Render the data from its first line through the line containing "- cabin-photo: [51, 497, 564, 856]", inclusive, as a numbered list with blank lines omitted.

* start *

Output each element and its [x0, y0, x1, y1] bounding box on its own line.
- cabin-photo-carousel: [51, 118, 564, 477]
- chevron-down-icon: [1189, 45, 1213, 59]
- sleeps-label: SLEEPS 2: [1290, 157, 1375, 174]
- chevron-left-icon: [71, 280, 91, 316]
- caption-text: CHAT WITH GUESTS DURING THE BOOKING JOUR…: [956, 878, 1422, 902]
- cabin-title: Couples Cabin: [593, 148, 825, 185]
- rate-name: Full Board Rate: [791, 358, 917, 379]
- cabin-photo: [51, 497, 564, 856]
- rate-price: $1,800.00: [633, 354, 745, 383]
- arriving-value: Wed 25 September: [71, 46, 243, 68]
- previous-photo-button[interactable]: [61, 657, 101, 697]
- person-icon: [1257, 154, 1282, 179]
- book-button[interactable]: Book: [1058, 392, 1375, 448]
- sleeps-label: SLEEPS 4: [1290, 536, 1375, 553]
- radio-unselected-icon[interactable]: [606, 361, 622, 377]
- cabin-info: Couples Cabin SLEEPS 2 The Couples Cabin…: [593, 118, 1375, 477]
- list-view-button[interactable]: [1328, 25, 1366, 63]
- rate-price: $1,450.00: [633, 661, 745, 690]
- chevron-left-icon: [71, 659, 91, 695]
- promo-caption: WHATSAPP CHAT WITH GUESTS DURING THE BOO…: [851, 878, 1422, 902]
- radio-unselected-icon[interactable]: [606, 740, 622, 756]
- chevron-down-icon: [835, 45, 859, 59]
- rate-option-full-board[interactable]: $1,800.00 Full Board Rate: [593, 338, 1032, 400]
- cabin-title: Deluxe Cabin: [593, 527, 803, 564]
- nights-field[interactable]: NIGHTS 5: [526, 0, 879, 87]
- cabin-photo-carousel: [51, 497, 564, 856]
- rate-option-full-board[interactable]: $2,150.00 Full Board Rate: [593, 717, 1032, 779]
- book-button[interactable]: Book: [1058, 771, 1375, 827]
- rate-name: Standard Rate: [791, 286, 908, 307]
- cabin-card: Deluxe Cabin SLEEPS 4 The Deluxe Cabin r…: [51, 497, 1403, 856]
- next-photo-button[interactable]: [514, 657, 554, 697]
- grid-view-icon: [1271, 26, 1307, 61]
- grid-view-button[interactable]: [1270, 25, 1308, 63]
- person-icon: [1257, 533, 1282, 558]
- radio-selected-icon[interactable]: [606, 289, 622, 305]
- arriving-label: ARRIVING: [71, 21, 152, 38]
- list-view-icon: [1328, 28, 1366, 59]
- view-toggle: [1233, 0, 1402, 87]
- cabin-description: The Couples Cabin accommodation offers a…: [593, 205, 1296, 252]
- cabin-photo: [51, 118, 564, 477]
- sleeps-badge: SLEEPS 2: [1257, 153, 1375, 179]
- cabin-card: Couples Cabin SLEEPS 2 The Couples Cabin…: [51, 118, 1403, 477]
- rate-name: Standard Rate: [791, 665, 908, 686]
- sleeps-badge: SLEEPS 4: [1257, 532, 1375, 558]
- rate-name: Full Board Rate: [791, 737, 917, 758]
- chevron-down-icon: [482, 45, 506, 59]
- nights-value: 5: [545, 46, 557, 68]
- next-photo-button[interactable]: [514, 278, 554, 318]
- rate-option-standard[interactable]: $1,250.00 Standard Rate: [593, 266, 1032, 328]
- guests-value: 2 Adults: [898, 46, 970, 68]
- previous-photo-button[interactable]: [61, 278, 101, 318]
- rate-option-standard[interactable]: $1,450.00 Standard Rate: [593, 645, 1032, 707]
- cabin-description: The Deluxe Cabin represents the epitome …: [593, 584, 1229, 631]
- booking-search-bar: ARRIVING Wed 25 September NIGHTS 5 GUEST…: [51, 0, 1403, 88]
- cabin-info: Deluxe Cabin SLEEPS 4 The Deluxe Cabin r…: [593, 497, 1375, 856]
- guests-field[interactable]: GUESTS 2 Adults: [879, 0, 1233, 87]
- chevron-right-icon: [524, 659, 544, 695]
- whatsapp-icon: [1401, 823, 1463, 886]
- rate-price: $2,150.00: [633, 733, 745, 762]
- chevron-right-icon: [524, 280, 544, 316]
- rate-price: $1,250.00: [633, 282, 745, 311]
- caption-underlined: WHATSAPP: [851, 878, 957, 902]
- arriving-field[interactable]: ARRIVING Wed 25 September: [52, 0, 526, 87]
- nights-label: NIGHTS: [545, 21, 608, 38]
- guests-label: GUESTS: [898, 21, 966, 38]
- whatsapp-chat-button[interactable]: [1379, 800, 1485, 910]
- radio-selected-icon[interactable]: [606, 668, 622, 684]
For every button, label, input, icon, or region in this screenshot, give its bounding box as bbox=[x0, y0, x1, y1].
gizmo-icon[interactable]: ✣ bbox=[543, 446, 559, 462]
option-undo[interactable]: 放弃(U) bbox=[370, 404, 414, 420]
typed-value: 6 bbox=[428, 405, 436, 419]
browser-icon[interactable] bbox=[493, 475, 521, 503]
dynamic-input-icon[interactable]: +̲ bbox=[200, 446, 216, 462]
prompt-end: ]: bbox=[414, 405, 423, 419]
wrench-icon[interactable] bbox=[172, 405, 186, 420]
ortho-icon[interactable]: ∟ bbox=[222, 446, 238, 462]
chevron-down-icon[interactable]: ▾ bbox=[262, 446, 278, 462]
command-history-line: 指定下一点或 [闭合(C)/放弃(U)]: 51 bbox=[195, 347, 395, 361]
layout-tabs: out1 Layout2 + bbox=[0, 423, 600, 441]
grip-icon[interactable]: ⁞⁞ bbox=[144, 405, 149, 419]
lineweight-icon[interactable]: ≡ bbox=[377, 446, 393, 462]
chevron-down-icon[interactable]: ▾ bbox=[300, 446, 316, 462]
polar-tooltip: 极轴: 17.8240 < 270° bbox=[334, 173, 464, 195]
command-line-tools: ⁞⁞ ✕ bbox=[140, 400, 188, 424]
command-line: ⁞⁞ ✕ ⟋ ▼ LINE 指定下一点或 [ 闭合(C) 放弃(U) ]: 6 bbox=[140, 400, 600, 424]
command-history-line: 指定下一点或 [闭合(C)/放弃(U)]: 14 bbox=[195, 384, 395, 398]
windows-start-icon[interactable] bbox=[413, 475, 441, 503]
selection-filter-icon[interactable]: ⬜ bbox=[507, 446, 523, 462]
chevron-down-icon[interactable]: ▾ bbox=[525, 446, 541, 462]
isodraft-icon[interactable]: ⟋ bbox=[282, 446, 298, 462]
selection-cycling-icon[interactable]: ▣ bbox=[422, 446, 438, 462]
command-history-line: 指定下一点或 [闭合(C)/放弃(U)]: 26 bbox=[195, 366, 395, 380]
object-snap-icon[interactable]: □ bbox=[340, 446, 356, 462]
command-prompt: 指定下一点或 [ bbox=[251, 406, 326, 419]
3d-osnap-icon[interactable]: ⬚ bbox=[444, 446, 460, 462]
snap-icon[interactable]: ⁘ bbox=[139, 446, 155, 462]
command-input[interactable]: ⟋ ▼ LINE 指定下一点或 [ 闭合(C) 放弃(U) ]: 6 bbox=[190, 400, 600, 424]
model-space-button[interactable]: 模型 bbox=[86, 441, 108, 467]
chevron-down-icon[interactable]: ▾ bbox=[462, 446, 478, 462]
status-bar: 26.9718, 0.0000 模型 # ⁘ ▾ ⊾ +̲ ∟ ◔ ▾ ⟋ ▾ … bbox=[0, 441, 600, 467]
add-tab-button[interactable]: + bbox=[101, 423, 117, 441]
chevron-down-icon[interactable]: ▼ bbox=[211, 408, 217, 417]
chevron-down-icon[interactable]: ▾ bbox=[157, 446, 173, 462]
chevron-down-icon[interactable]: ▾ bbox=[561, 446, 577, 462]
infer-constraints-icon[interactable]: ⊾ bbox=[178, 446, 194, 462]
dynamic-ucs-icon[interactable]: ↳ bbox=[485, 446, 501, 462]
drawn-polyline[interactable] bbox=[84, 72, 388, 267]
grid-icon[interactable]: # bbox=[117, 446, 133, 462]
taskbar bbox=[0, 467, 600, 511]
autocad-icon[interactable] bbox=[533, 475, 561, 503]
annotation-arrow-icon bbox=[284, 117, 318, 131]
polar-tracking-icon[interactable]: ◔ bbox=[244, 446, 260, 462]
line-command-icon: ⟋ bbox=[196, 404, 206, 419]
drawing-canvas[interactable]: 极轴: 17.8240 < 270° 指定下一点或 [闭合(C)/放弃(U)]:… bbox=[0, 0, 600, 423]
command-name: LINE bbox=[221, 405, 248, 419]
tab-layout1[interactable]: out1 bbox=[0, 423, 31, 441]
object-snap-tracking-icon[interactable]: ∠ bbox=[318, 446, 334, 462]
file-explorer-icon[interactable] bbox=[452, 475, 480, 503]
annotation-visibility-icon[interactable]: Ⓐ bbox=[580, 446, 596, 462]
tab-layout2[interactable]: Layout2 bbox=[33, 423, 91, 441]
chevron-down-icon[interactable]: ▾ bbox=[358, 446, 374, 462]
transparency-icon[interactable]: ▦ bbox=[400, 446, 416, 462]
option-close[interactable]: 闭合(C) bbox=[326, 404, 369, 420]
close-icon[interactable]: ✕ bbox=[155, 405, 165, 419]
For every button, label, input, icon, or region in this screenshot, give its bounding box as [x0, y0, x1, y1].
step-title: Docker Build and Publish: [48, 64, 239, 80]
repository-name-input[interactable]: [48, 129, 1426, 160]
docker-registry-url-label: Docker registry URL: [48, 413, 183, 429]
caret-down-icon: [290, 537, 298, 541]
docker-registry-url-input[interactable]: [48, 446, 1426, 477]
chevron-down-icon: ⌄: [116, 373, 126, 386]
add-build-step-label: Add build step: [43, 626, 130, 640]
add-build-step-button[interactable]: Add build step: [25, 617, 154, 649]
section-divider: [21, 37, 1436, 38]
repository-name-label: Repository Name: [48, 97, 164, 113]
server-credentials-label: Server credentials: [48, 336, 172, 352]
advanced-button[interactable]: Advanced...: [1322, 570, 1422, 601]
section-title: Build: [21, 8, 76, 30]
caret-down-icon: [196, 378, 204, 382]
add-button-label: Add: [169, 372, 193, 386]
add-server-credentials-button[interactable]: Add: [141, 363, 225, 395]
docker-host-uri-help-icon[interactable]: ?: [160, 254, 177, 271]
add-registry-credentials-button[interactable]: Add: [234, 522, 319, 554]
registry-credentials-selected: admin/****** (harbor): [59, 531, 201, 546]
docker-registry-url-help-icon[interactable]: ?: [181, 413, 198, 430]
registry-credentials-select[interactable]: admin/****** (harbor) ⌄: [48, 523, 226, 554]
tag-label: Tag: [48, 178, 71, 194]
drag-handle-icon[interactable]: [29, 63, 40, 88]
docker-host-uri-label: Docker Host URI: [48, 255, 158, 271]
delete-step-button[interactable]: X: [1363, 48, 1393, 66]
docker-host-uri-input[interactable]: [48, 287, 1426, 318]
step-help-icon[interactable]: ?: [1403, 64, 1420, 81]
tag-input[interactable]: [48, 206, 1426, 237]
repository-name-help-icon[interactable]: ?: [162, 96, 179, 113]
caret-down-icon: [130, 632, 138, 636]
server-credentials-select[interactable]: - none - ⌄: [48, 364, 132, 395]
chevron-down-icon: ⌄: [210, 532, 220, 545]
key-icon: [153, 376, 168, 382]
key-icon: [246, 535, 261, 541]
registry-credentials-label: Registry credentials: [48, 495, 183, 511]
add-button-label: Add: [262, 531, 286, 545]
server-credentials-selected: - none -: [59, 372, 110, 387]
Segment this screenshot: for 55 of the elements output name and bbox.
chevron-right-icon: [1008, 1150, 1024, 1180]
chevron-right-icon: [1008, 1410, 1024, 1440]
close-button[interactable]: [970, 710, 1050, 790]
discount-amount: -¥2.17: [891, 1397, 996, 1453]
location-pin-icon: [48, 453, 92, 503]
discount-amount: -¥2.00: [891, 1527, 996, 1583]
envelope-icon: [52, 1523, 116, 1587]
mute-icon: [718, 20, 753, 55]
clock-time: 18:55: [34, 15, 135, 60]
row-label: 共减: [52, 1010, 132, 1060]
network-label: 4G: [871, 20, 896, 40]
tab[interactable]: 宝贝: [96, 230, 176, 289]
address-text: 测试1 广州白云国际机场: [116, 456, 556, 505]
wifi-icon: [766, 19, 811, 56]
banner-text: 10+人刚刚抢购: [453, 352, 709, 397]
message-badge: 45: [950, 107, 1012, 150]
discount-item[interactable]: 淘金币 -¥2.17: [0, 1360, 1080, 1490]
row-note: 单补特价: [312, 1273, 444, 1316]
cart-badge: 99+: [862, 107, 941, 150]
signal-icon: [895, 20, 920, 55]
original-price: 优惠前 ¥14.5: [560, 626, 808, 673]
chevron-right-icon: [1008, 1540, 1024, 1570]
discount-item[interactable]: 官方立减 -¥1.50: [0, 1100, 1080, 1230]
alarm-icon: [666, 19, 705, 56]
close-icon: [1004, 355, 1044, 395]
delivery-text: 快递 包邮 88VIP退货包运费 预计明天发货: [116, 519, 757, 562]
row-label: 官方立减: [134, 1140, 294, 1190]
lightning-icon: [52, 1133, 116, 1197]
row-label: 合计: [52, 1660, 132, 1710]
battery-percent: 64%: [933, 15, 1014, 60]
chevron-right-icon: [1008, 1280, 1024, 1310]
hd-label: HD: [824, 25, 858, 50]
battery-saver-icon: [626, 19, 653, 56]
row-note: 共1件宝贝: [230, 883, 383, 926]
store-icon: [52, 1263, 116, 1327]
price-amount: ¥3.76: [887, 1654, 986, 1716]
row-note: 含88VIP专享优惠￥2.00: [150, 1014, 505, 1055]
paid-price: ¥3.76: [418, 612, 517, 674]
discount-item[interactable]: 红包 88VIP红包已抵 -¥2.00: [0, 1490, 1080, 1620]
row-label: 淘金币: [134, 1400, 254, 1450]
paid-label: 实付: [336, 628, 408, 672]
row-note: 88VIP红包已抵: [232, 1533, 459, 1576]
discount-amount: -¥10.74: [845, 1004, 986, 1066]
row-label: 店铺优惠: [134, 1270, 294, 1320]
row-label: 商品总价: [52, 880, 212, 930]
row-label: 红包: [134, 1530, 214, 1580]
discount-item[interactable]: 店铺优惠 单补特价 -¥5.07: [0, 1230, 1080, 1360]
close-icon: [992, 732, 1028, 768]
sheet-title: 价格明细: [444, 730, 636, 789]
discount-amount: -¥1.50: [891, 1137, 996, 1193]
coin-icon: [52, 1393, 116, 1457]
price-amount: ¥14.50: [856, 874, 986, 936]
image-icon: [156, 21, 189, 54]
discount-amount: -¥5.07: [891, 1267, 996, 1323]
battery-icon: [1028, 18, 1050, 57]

* end *

[Result]:
1. Output each element and its [x0, y0, x1, y1] bounding box on its own line.
2. - cabin-photo-carousel: [51, 118, 564, 477]
3. - chevron-down-icon: [1189, 45, 1213, 59]
4. - sleeps-label: SLEEPS 2: [1290, 157, 1375, 174]
5. - chevron-left-icon: [71, 280, 91, 316]
6. - caption-text: CHAT WITH GUESTS DURING THE BOOKING JOUR…: [956, 878, 1422, 902]
7. - cabin-title: Couples Cabin: [593, 148, 825, 185]
8. - rate-name: Full Board Rate: [791, 358, 917, 379]
9. - cabin-photo: [51, 497, 564, 856]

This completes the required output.